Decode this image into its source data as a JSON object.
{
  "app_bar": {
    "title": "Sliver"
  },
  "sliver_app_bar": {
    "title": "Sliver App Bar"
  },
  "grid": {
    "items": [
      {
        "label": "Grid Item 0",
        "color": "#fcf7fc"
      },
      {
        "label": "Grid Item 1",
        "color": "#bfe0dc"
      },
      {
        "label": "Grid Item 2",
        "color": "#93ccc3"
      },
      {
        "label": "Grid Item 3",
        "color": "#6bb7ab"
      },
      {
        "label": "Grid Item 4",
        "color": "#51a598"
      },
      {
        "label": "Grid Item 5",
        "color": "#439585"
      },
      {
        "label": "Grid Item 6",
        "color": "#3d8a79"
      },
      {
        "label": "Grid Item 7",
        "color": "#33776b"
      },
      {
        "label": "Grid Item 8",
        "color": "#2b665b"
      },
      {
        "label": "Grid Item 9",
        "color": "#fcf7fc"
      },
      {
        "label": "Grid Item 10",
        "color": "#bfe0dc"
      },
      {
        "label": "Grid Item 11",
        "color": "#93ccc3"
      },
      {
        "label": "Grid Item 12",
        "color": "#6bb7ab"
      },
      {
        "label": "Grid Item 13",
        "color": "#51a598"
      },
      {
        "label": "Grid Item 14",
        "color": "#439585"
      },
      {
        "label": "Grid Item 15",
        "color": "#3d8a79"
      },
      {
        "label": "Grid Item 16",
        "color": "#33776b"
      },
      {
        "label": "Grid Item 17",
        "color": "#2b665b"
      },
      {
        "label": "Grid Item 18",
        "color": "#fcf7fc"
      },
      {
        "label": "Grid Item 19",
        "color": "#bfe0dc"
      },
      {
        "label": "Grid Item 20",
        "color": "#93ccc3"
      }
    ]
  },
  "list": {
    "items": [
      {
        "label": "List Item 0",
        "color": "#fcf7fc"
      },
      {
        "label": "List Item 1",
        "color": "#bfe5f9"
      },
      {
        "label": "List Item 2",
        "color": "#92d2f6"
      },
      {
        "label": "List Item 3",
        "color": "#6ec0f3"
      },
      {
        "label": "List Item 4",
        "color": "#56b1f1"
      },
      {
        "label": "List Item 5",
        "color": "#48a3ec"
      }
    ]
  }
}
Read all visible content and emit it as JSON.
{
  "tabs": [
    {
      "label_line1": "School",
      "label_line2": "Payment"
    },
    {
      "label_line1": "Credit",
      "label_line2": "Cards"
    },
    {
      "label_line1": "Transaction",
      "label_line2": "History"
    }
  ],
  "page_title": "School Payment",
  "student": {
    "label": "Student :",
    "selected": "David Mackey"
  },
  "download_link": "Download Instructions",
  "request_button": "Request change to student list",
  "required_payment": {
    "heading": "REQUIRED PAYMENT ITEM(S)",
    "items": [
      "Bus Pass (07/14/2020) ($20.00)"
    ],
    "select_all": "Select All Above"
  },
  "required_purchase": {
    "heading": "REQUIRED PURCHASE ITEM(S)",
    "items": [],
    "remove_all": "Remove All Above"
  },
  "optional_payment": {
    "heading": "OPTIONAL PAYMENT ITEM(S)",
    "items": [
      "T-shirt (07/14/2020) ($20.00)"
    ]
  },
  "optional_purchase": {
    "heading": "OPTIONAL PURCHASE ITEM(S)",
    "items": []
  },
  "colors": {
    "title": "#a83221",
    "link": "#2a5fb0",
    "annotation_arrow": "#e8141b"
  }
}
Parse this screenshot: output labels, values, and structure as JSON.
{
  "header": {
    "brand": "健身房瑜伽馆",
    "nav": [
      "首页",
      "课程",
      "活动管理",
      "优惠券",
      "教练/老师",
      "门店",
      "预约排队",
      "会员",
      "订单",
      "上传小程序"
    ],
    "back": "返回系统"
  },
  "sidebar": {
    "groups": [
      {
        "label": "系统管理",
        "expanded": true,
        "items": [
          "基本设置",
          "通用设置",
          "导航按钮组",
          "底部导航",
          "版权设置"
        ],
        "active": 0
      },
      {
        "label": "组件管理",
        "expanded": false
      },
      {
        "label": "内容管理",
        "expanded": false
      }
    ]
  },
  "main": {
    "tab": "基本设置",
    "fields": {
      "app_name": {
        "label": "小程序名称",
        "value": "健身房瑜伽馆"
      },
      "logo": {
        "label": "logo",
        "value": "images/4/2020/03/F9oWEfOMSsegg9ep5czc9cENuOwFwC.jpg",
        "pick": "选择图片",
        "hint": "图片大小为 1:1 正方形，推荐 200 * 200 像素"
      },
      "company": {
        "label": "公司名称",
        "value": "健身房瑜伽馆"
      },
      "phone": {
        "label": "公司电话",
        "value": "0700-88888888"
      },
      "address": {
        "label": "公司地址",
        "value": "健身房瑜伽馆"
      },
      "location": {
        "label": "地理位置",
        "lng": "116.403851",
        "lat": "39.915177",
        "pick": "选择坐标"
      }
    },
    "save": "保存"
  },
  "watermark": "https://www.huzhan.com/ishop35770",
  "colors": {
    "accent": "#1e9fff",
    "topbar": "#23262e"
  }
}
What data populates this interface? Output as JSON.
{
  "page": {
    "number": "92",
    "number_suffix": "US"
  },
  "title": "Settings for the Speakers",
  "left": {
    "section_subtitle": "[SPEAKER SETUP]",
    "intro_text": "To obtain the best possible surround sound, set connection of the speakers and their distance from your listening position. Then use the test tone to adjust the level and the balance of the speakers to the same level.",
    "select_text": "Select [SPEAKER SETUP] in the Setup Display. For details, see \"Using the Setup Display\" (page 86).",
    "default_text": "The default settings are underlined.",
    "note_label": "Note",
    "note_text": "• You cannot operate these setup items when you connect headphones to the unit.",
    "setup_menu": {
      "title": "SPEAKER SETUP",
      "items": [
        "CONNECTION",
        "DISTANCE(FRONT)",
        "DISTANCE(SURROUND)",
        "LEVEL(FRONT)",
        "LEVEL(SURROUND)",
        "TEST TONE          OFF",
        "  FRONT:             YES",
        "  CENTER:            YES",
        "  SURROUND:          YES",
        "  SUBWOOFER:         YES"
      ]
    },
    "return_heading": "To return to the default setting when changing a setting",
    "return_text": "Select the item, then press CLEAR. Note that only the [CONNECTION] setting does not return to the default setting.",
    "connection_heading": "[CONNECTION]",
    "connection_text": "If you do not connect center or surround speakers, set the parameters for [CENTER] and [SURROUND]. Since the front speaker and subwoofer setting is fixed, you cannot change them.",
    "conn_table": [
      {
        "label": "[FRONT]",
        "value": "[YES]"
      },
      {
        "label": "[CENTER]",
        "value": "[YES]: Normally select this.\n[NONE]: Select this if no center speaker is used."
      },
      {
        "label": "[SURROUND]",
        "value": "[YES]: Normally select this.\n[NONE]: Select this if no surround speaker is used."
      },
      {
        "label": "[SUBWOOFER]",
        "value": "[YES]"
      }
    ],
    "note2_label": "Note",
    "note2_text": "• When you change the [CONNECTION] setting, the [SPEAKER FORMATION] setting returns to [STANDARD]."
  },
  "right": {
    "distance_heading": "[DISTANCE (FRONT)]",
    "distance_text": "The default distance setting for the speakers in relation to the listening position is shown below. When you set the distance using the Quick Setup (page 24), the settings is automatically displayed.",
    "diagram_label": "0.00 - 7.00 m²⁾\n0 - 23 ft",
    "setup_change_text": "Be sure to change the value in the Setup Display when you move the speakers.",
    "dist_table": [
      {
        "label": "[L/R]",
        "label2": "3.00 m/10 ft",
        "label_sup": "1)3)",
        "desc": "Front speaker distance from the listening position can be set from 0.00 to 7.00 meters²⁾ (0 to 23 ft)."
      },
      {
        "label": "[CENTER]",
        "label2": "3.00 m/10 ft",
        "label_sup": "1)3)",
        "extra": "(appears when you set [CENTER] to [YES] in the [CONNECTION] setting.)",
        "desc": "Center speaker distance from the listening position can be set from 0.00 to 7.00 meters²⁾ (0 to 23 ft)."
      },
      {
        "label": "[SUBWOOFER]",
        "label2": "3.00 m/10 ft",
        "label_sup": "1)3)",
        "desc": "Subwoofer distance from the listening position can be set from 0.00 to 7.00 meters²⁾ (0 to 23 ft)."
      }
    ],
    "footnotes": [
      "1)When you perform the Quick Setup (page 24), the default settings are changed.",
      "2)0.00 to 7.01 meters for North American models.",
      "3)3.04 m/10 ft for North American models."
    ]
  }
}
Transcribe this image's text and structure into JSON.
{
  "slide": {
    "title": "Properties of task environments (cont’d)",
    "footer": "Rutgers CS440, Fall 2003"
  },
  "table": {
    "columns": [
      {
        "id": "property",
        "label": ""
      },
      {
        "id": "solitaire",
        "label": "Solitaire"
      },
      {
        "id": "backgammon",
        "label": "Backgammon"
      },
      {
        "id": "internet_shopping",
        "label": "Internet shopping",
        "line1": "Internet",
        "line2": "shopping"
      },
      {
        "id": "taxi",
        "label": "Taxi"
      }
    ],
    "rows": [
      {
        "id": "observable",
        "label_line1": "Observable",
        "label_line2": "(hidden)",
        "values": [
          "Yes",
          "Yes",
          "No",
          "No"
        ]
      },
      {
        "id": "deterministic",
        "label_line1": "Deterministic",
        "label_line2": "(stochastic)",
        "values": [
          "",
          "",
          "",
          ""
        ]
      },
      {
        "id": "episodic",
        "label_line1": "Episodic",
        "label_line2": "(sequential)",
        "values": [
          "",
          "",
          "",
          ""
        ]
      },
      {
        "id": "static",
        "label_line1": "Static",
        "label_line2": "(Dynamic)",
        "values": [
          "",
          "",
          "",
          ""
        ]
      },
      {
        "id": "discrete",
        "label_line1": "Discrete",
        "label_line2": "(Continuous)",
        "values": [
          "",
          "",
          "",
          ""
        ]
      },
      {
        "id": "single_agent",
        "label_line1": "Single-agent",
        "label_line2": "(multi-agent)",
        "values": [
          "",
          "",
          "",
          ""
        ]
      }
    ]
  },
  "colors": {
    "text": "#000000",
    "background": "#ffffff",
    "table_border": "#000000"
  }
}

___

■ Exercise prompt ■
Locate each line containing the string "default" and show it.

■ Worked solution ■
    "default_text": "The default settings are underlined.",
    "return_heading": "To return to the default setting when changing a setting",
    "return_text": "Select the item, then press CLEAR. Note that only the [CONNECTION] setting does not return to the default setting.",
    "distance_text": "The default distance setting for the speakers in relation to the listening position is shown below. When you set the distance using the Quick Setup (page 24), the settings is automatically displayed.",
      "1)When you perform the Quick Setup (page 24), the default settings are changed.",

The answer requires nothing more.